→ Source data
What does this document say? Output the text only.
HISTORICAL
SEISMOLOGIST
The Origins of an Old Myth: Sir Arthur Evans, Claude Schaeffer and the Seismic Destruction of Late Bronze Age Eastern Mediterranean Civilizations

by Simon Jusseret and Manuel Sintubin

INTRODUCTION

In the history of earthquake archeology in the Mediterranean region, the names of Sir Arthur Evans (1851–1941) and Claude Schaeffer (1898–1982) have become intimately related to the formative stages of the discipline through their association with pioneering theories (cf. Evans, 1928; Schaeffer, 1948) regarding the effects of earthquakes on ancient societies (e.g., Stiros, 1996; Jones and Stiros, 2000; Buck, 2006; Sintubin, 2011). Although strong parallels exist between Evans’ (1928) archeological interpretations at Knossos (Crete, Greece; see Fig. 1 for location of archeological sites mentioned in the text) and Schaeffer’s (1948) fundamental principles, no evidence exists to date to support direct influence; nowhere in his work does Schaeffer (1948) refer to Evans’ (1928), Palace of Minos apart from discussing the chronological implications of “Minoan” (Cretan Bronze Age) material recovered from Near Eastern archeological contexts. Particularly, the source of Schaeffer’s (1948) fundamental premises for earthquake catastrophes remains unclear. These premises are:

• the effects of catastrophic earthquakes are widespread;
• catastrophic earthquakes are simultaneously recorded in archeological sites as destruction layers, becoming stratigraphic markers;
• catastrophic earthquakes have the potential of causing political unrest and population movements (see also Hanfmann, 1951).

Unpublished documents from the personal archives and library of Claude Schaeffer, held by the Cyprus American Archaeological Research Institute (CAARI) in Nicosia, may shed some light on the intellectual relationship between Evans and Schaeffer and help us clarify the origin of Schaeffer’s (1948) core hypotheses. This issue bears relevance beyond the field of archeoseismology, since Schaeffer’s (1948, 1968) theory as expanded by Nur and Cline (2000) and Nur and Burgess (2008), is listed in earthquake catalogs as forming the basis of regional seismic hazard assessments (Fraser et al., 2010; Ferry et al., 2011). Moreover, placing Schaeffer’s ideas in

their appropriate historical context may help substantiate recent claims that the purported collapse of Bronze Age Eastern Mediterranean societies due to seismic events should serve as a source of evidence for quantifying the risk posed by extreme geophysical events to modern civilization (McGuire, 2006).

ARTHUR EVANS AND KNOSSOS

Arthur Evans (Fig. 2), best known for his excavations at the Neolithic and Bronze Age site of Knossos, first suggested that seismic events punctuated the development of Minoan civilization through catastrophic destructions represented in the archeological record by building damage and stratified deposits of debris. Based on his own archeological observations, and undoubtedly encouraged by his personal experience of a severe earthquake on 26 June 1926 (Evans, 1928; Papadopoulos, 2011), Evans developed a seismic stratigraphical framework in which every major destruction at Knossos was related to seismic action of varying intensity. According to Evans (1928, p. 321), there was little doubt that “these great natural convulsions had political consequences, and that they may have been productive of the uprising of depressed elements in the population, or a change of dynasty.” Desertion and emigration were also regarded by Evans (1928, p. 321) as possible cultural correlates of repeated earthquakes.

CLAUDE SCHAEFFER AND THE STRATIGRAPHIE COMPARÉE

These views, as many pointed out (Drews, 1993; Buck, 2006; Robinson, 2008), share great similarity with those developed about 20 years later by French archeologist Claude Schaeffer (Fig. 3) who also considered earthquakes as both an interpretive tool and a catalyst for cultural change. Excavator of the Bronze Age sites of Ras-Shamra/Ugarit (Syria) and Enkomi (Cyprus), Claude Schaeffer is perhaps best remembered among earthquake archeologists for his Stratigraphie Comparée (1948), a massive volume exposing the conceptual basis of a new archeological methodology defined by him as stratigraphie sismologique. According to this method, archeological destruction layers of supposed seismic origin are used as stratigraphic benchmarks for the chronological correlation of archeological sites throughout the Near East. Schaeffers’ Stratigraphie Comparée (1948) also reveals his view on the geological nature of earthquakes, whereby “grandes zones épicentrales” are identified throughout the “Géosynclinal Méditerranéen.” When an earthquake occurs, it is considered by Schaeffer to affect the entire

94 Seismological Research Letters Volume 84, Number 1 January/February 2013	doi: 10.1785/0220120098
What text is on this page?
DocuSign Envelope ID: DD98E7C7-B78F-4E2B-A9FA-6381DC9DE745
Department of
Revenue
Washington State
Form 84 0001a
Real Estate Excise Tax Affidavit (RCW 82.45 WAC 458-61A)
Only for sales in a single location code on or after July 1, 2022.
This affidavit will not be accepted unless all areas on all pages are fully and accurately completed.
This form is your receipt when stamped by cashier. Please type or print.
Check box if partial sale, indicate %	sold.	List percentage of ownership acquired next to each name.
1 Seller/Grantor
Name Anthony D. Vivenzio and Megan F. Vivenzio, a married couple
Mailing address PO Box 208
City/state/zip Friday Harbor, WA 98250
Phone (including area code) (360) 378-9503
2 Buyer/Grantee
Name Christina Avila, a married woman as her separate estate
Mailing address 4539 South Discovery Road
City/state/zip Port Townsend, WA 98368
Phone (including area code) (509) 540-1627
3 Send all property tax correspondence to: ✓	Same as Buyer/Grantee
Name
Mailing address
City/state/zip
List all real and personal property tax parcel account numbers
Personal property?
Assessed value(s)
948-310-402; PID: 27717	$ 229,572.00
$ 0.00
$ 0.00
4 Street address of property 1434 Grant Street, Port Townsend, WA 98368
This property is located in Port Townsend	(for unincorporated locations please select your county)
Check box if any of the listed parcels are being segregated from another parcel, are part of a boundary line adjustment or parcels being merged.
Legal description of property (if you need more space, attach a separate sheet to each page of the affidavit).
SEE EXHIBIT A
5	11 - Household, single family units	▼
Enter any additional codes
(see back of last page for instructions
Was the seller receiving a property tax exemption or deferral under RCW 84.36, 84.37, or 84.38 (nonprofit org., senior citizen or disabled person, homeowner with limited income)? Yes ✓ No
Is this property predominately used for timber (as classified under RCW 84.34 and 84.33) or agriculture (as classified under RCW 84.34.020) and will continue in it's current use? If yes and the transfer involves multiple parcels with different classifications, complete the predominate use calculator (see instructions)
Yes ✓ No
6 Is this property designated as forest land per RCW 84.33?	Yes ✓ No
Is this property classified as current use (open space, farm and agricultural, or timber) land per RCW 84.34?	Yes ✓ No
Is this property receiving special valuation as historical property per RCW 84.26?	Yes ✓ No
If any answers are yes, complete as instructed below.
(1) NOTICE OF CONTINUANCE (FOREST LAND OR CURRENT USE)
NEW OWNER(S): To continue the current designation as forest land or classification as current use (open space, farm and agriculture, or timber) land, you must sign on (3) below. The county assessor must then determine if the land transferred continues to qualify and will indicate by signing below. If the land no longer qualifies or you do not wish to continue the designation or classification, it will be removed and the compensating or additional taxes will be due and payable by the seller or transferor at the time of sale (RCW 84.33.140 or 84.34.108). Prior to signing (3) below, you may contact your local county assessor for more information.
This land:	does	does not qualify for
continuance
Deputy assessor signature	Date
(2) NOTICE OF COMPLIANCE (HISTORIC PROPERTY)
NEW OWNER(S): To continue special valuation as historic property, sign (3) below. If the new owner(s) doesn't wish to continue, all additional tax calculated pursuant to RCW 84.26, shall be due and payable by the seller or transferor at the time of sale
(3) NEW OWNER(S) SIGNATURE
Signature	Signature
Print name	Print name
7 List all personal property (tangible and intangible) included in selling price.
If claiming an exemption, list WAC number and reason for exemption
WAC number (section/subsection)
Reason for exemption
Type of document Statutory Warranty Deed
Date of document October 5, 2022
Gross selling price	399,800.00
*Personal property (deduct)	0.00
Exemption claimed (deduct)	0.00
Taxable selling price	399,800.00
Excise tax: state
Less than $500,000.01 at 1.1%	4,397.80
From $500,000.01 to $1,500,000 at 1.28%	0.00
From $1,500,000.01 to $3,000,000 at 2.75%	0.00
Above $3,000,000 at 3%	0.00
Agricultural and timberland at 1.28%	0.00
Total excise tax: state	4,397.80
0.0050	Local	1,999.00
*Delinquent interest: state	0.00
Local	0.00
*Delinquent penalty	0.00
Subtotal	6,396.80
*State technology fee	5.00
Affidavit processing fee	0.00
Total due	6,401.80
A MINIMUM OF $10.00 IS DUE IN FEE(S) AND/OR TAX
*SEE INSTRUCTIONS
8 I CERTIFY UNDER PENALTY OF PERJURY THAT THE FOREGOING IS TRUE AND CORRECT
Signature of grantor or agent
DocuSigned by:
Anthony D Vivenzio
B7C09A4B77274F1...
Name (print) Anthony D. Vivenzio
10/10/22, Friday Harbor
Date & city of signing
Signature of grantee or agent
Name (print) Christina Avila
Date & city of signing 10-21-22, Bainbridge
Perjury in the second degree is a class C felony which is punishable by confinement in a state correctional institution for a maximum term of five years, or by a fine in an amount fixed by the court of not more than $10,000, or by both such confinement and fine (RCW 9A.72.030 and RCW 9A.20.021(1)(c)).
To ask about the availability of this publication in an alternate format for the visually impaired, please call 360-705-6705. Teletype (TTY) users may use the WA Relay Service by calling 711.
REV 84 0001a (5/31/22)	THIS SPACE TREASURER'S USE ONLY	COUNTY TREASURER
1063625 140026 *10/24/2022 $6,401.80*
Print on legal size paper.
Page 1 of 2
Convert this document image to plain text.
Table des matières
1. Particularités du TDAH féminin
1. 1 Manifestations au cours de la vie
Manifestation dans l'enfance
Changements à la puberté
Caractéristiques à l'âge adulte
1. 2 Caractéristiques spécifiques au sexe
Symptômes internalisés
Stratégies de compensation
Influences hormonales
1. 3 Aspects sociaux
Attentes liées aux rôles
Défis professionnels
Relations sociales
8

→ What to produce
Repeat, character for character, the lines from the one that holds "Convert this document image to plain text." to the final line of the material, inclusive, and no other lines.

→ Solution to the exercise
Convert this document image to plain text.
Table des matières
1. Particularités du TDAH féminin
1. 1 Manifestations au cours de la vie
Manifestation dans l'enfance
Changements à la puberté
Caractéristiques à l'âge adulte
1. 2 Caractéristiques spécifiques au sexe
Symptômes internalisés
Stratégies de compensation
Influences hormonales
1. 3 Aspects sociaux
Attentes liées aux rôles
Défis professionnels
Relations sociales
8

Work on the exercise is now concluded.